— SHORT EXERCISE —
Find every line in the entries below that contains the string "显示类型" (case-sensitive) and copy each matching line.

──────────────────────────────

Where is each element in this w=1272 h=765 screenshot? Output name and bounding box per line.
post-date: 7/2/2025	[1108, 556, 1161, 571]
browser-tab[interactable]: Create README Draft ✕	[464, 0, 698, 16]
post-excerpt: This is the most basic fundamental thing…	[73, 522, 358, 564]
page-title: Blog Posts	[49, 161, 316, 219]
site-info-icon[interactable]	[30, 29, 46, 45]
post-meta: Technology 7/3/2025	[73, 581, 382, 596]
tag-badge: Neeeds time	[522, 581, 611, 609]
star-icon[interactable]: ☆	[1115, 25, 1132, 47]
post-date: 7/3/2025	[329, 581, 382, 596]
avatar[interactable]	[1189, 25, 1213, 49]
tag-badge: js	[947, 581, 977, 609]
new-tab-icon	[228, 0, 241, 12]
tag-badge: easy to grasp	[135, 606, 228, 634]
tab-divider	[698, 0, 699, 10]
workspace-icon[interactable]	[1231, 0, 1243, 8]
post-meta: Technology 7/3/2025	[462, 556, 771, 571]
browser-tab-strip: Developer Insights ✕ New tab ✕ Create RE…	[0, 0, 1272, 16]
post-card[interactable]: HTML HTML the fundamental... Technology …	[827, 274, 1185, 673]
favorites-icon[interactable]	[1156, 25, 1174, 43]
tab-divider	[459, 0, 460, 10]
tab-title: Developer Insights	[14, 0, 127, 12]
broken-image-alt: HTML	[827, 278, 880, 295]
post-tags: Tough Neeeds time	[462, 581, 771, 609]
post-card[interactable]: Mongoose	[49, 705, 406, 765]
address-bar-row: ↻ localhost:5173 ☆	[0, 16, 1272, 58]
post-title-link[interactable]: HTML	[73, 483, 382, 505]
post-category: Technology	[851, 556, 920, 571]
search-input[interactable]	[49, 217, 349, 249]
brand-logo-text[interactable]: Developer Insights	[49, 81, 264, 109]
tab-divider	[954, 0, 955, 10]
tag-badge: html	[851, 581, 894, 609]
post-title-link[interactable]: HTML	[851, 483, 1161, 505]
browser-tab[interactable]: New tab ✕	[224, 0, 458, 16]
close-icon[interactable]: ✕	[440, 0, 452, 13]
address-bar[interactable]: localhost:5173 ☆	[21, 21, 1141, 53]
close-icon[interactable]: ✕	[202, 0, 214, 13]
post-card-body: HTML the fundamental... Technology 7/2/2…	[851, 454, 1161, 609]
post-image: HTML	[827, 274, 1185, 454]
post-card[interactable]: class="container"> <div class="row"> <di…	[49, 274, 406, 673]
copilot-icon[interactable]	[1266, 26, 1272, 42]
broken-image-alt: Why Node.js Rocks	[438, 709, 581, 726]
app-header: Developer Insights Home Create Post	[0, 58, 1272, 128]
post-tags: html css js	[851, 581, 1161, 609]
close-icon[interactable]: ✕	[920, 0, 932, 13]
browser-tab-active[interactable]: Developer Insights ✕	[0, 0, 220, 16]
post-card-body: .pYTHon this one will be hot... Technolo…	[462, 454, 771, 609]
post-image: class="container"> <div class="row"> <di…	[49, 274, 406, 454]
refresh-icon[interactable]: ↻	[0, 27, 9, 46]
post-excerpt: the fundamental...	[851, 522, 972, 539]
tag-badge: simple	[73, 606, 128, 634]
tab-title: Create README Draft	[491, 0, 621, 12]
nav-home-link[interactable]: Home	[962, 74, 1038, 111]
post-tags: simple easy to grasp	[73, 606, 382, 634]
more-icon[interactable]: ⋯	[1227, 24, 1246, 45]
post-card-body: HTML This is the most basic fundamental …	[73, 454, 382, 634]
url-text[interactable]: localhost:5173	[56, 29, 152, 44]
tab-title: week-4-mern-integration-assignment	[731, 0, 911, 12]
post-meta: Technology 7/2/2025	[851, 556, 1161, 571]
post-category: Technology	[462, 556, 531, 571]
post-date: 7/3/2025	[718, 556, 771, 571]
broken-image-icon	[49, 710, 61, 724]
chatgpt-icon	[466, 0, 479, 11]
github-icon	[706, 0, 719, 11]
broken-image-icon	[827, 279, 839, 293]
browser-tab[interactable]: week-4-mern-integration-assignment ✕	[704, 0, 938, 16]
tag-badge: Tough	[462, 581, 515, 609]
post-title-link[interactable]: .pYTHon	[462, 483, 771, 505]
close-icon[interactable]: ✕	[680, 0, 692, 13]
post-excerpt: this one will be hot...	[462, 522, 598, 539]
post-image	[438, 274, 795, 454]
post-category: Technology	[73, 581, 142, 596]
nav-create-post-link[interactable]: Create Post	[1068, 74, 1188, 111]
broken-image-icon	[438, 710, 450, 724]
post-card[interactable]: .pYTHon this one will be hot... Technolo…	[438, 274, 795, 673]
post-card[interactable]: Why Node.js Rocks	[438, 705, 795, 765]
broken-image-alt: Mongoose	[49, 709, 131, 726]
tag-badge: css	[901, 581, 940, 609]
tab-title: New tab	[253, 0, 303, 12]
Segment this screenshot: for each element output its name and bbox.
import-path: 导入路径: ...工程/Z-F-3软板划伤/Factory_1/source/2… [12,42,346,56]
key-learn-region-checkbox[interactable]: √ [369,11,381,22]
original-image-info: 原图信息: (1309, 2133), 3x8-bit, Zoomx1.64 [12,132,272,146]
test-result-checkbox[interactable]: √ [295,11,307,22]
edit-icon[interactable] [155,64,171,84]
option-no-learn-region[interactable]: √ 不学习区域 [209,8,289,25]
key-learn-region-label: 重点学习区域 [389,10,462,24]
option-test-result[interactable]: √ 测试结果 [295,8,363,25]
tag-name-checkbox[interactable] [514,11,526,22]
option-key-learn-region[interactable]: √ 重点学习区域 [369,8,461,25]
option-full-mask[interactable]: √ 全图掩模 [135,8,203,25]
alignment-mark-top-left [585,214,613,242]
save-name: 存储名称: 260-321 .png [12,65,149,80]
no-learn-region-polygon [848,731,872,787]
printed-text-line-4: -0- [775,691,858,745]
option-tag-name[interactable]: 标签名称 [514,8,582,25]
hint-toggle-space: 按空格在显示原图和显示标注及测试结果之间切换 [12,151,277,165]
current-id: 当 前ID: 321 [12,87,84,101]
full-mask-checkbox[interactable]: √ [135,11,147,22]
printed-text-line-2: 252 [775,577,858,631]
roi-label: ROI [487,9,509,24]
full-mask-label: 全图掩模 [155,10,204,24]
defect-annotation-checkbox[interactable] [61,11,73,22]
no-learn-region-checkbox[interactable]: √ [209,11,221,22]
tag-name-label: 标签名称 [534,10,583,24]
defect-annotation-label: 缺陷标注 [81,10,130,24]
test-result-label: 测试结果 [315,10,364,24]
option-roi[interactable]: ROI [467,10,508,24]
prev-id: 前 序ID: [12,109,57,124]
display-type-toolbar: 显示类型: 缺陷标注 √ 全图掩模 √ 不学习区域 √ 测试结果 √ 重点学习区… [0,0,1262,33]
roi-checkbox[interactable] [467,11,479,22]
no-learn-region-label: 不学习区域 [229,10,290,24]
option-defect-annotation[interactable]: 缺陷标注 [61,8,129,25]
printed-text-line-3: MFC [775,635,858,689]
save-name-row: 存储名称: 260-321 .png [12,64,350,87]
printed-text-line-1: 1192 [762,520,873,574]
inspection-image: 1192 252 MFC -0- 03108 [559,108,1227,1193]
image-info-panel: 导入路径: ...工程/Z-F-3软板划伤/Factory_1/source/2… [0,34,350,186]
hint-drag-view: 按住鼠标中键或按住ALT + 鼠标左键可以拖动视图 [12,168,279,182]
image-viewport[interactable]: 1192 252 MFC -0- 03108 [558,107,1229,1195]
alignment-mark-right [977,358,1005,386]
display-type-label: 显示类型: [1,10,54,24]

──────────────────────────────

— FULL RESPONSE —
display-type-toolbar: 显示类型: 缺陷标注 √ 全图掩模 √ 不学习区域 √ 测试结果 √ 重点学习区… [0,0,1262,33]
display-type-label: 显示类型: [1,10,54,24]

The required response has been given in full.